**TASK REQUIREMENTS**
Copy down all of the data underneath, exactly as shown.

(Dataset entries)
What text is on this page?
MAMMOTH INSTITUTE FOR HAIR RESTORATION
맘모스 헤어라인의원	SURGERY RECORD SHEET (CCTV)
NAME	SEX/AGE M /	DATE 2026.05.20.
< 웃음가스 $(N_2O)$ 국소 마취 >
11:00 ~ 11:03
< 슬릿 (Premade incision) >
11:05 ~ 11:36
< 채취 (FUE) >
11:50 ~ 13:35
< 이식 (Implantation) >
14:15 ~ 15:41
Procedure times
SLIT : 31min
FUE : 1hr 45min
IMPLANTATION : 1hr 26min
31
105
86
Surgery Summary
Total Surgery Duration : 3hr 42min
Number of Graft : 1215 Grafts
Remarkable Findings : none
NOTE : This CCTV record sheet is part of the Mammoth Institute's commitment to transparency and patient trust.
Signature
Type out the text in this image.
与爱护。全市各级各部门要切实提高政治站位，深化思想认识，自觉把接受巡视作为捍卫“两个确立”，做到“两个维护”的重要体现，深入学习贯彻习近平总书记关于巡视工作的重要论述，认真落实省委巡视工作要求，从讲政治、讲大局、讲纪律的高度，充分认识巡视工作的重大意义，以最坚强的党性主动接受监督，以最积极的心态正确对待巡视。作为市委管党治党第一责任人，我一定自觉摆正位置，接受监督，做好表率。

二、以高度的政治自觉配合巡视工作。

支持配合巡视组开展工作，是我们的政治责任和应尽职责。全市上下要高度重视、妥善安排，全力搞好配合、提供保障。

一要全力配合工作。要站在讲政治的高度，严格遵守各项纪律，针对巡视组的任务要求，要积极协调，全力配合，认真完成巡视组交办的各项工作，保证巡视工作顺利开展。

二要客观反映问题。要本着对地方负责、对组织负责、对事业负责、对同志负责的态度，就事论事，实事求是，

**SOLUTION FOR THIS TASK**
What text is on this page?
MAMMOTH INSTITUTE FOR HAIR RESTORATION
맘모스 헤어라인의원	SURGERY RECORD SHEET (CCTV)
NAME	SEX/AGE M /	DATE 2026.05.20.
< 웃음가스 $(N_2O)$ 국소 마취 >
11:00 ~ 11:03
< 슬릿 (Premade incision) >
11:05 ~ 11:36
< 채취 (FUE) >
11:50 ~ 13:35
< 이식 (Implantation) >
14:15 ~ 15:41
Procedure times
SLIT : 31min
FUE : 1hr 45min
IMPLANTATION : 1hr 26min
31
105
86
Surgery Summary
Total Surgery Duration : 3hr 42min
Number of Graft : 1215 Grafts
Remarkable Findings : none
NOTE : This CCTV record sheet is part of the Mammoth Institute's commitment to transparency and patient trust.
Signature
Type out the text in this image.
与爱护。全市各级各部门要切实提高政治站位，深化思想认识，自觉把接受巡视作为捍卫“两个确立”，做到“两个维护”的重要体现，深入学习贯彻习近平总书记关于巡视工作的重要论述，认真落实省委巡视工作要求，从讲政治、讲大局、讲纪律的高度，充分认识巡视工作的重大意义，以最坚强的党性主动接受监督，以最积极的心态正确对待巡视。作为市委管党治党第一责任人，我一定自觉摆正位置，接受监督，做好表率。

二、以高度的政治自觉配合巡视工作。

支持配合巡视组开展工作，是我们的政治责任和应尽职责。全市上下要高度重视、妥善安排，全力搞好配合、提供保障。

一要全力配合工作。要站在讲政治的高度，严格遵守各项纪律，针对巡视组的任务要求，要积极协调，全力配合，认真完成巡视组交办的各项工作，保证巡视工作顺利开展。

二要客观反映问题。要本着对地方负责、对组织负责、对事业负责、对同志负责的态度，就事论事，实事求是，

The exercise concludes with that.